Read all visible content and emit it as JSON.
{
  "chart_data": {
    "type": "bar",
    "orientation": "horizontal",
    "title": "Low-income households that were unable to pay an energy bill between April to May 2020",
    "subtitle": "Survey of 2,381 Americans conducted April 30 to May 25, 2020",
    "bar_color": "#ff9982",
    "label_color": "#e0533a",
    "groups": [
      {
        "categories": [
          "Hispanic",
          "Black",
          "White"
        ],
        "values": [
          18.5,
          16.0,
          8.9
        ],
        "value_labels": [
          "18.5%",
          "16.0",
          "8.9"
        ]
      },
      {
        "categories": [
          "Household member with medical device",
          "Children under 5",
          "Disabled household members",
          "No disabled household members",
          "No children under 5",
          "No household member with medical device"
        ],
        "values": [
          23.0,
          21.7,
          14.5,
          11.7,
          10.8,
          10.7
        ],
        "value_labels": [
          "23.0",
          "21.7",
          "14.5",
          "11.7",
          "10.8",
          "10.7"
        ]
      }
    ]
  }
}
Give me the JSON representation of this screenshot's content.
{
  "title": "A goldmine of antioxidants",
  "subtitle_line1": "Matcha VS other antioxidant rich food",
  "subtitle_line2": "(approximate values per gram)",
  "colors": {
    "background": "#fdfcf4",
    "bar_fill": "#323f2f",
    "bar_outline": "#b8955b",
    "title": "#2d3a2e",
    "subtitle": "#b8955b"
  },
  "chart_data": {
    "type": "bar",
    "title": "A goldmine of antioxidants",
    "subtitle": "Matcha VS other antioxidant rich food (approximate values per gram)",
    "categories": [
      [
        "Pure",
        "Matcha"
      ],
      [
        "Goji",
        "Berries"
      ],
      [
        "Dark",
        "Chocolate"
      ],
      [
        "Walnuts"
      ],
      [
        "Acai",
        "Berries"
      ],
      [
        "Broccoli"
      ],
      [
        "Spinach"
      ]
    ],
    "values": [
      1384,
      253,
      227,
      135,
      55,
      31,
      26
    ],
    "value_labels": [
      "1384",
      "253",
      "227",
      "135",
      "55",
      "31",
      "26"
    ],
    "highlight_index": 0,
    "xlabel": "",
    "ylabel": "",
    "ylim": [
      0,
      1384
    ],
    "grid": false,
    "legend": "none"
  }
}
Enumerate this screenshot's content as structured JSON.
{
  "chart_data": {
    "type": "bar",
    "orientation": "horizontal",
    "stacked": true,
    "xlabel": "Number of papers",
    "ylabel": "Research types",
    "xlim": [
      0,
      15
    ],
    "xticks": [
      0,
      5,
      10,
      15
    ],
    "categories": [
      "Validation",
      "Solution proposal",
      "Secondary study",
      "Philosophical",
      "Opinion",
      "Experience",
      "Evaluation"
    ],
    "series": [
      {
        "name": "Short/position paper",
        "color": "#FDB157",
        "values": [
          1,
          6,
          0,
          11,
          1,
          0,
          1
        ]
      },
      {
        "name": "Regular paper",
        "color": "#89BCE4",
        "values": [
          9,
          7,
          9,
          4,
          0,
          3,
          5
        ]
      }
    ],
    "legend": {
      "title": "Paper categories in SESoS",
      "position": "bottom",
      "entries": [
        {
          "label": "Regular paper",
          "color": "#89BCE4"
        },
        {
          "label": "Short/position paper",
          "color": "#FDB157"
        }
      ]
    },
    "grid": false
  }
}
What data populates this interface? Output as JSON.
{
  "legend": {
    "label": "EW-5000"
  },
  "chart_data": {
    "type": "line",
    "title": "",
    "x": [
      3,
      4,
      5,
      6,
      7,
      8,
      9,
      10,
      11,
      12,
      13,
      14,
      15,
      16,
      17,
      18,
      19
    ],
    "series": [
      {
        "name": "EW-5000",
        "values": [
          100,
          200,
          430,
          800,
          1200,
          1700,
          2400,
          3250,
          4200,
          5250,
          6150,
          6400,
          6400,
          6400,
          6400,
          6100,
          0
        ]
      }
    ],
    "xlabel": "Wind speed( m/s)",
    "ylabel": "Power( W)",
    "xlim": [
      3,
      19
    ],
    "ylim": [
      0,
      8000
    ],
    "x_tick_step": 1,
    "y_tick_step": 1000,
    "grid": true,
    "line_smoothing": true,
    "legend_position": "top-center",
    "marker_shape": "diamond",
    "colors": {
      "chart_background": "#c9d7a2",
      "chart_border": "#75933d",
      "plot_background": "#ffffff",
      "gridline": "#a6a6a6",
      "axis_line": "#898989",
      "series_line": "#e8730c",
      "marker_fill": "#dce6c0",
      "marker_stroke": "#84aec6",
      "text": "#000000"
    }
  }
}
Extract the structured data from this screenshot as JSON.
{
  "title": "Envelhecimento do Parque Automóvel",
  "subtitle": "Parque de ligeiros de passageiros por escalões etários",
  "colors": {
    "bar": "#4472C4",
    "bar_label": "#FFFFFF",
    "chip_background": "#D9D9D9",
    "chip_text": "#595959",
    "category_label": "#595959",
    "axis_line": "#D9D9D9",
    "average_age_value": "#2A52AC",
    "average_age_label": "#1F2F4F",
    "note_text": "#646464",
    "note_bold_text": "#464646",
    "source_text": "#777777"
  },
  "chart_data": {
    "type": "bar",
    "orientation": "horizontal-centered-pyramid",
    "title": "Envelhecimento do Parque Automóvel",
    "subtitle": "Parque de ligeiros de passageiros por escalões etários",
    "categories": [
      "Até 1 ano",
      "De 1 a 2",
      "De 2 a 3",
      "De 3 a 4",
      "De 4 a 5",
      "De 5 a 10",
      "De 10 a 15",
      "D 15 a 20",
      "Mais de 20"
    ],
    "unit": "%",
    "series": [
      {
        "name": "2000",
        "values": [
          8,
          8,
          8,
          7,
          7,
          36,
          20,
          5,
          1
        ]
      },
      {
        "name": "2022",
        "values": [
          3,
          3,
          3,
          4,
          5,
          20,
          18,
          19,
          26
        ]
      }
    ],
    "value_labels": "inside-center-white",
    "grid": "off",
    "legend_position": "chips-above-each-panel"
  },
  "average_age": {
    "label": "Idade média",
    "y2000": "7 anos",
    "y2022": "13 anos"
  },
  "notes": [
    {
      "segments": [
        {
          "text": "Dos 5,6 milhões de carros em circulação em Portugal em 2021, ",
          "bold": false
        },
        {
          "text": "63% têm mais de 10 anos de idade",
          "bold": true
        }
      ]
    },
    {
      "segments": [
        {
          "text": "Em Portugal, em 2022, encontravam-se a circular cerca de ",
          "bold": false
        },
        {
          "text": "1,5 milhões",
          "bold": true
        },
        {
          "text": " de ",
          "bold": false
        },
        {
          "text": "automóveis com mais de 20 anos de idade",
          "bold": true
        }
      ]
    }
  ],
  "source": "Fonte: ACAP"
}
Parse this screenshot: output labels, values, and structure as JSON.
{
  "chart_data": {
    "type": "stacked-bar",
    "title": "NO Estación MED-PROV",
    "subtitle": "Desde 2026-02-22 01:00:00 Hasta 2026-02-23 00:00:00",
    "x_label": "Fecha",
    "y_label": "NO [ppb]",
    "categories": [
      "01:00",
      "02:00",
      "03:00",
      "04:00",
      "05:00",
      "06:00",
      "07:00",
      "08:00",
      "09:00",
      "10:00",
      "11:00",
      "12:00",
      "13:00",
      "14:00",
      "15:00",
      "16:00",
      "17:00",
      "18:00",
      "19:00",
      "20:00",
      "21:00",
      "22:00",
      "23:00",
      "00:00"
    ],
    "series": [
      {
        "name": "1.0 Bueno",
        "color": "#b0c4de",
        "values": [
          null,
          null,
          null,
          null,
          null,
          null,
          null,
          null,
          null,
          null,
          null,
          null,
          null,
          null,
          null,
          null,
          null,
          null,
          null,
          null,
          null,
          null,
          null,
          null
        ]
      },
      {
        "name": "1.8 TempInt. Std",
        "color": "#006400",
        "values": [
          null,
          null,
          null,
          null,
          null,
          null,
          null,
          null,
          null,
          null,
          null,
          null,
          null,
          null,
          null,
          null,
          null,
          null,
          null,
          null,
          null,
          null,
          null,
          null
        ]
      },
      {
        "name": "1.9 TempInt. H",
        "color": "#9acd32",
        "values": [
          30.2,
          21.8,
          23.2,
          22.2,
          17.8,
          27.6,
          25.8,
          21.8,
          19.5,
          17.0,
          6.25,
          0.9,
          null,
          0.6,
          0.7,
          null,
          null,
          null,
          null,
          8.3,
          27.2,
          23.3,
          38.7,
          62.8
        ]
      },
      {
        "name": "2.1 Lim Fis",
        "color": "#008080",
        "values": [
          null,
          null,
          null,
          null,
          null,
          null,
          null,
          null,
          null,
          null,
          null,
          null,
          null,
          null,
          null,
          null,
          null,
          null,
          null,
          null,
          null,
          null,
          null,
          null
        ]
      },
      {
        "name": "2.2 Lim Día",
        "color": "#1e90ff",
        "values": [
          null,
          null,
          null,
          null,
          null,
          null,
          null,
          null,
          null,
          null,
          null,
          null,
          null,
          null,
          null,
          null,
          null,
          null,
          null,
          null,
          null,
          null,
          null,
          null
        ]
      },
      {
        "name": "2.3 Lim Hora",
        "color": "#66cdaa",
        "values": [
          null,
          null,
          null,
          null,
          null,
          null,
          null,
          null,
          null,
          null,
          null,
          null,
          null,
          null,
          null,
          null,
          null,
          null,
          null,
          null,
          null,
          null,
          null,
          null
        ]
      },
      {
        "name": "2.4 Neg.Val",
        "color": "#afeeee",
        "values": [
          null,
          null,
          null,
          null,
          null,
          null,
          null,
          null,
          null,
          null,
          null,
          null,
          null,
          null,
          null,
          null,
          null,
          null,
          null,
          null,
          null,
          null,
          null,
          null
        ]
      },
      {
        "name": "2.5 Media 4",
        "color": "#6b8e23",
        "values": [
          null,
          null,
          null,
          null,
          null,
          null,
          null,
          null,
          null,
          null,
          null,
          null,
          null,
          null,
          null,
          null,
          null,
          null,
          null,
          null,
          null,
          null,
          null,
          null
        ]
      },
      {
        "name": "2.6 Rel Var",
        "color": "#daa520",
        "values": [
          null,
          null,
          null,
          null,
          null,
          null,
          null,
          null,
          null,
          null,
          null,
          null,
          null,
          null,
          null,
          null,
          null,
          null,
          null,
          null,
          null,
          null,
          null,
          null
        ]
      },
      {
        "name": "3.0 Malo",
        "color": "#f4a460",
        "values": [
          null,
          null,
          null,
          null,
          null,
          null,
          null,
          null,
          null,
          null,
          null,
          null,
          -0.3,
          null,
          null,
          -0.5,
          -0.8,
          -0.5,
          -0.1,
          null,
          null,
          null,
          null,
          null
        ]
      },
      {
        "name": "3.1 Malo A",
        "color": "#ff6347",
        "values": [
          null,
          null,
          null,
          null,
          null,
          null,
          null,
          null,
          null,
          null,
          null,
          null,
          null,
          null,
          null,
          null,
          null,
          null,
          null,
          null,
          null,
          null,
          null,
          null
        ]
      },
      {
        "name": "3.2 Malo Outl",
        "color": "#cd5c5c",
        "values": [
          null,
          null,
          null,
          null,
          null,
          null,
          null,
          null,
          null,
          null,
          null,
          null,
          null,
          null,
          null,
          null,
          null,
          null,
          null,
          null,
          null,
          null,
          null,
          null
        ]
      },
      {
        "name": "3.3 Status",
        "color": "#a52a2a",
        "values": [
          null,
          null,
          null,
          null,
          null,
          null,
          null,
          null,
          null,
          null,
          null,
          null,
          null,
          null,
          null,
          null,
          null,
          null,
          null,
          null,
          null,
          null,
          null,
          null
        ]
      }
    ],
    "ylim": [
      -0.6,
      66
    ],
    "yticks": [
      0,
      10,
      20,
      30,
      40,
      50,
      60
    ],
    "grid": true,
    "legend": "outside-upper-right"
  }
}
-*-*-
→ **What this task involves**
Go through the data and count each line that has the word "April", then give the total alone.

→ **Exercise result**
2